§ Task goal:
For each line below that contains the string "立春快乐", copy that line.

§ Available data:
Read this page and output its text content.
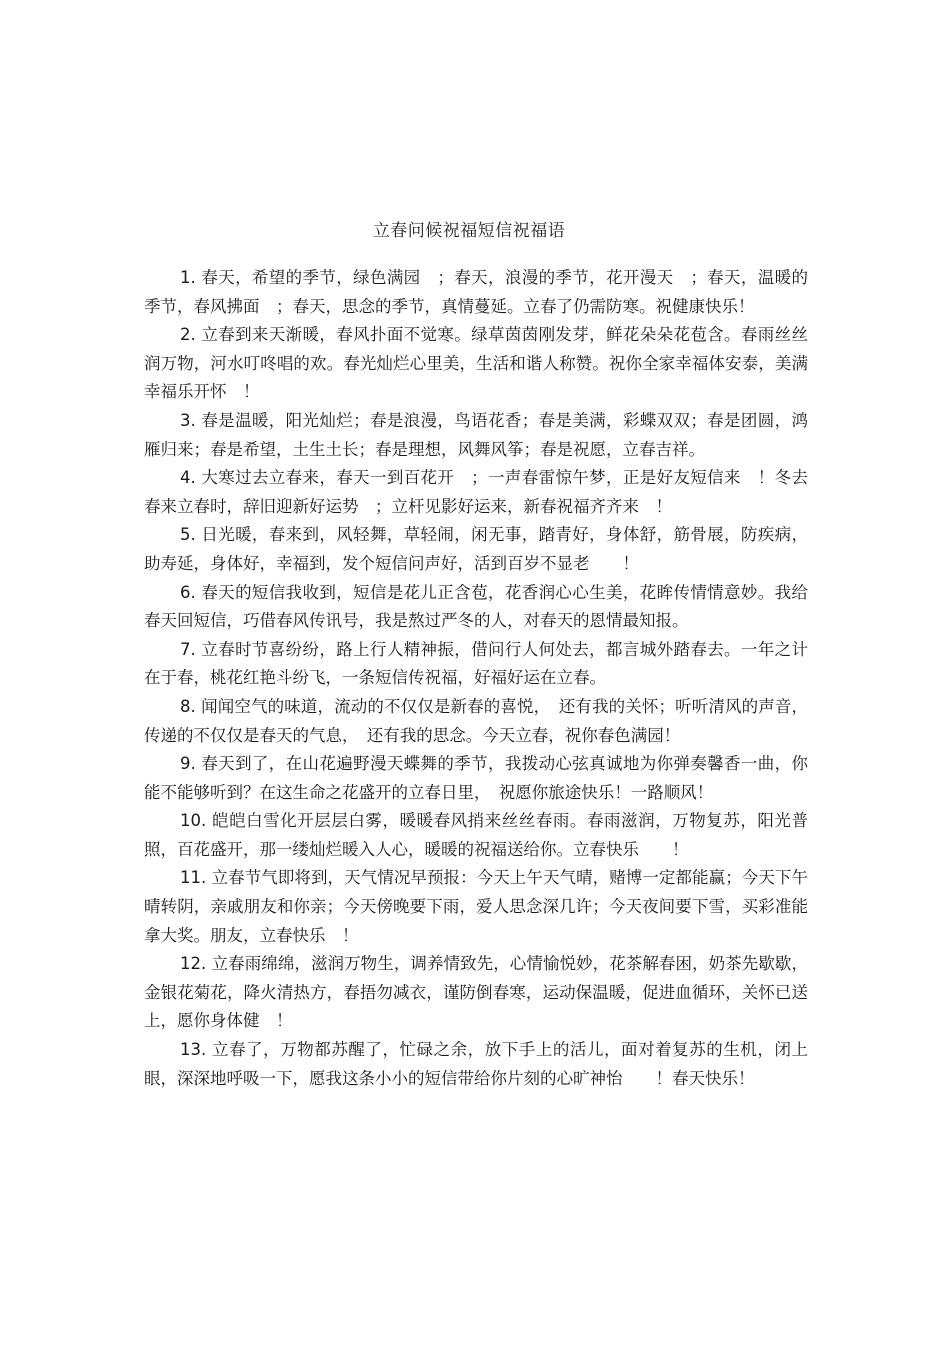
立春问候祝福短信祝福语

1. 春天，希望的季节，绿色满园　；春天，浪漫的季节，花开漫天　；春天，温暖的季节，春风拂面　；春天，思念的季节，真情蔓延。立春了仍需防寒。祝健康快乐！

2. 立春到来天渐暖，春风扑面不觉寒。绿草茵茵刚发芽，鲜花朵朵花苞含。春雨丝丝润万物，河水叮咚唱的欢。春光灿烂心里美，生活和谐人称赞。祝你全家幸福体安泰，美满幸福乐开怀　！

3. 春是温暖，阳光灿烂；春是浪漫，鸟语花香；春是美满，彩蝶双双；春是团圆，鸿雁归来；春是希望，土生土长；春是理想，风舞风筝；春是祝愿，立春吉祥。

4. 大寒过去立春来，春天一到百花开　；一声春雷惊午梦，正是好友短信来　！冬去春来立春时，辞旧迎新好运势　；立杆见影好运来，新春祝福齐齐来　！

5. 日光暖，春来到，风轻舞，草轻闹，闲无事，踏青好，身体舒，筋骨展，防疾病，助寿延，身体好，幸福到，发个短信问声好，活到百岁不显老　　！

6. 春天的短信我收到，短信是花儿正含苞，花香润心心生美，花眸传情情意妙。我给春天回短信，巧借春风传讯号，我是熬过严冬的人，对春天的恩情最知报。

7. 立春时节喜纷纷，路上行人精神振，借问行人何处去，都言城外踏春去。一年之计在于春，桃花红艳斗纷飞，一条短信传祝福，好福好运在立春。

8. 闻闻空气的味道，流动的不仅仅是新春的喜悦，　还有我的关怀；听听清风的声音，传递的不仅仅是春天的气息，　还有我的思念。今天立春，祝你春色满园！

9. 春天到了，在山花遍野漫天蝶舞的季节，我拨动心弦真诚地为你弹奏馨香一曲，你能不能够听到？在这生命之花盛开的立春日里，　祝愿你旅途快乐！一路顺风！

10. 皑皑白雪化开层层白雾，暖暖春风捎来丝丝春雨。春雨滋润，万物复苏，阳光普照，百花盛开，那一缕灿烂暖入人心，暖暖的祝福送给你。立春快乐　　！

11. 立春节气即将到，天气情况早预报：今天上午天气晴，赌博一定都能赢；今天下午晴转阴，亲戚朋友和你亲；今天傍晚要下雨，爱人思念深几许；今天夜间要下雪，买彩准能拿大奖。朋友，立春快乐　！

12. 立春雨绵绵，滋润万物生，调养情致先，心情愉悦妙，花茶解春困，奶茶先歇歇，金银花菊花，降火清热方，春捂勿减衣，谨防倒春寒，运动保温暖，促进血循环，关怀已送上，愿你身体健　！

13. 立春了，万物都苏醒了，忙碌之余，放下手上的活儿，面对着复苏的生机，闭上眼，深深地呼吸一下，愿我这条小小的短信带给你片刻的心旷神怡　　！春天快乐！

§ Completed task:
10. 皑皑白雪化开层层白雾，暖暖春风捎来丝丝春雨。春雨滋润，万物复苏，阳光普照，百花盛开，那一缕灿烂暖入人心，暖暖的祝福送给你。立春快乐　　！
11. 立春节气即将到，天气情况早预报：今天上午天气晴，赌博一定都能赢；今天下午晴转阴，亲戚朋友和你亲；今天傍晚要下雨，爱人思念深几许；今天夜间要下雪，买彩准能拿大奖。朋友，立春快乐　！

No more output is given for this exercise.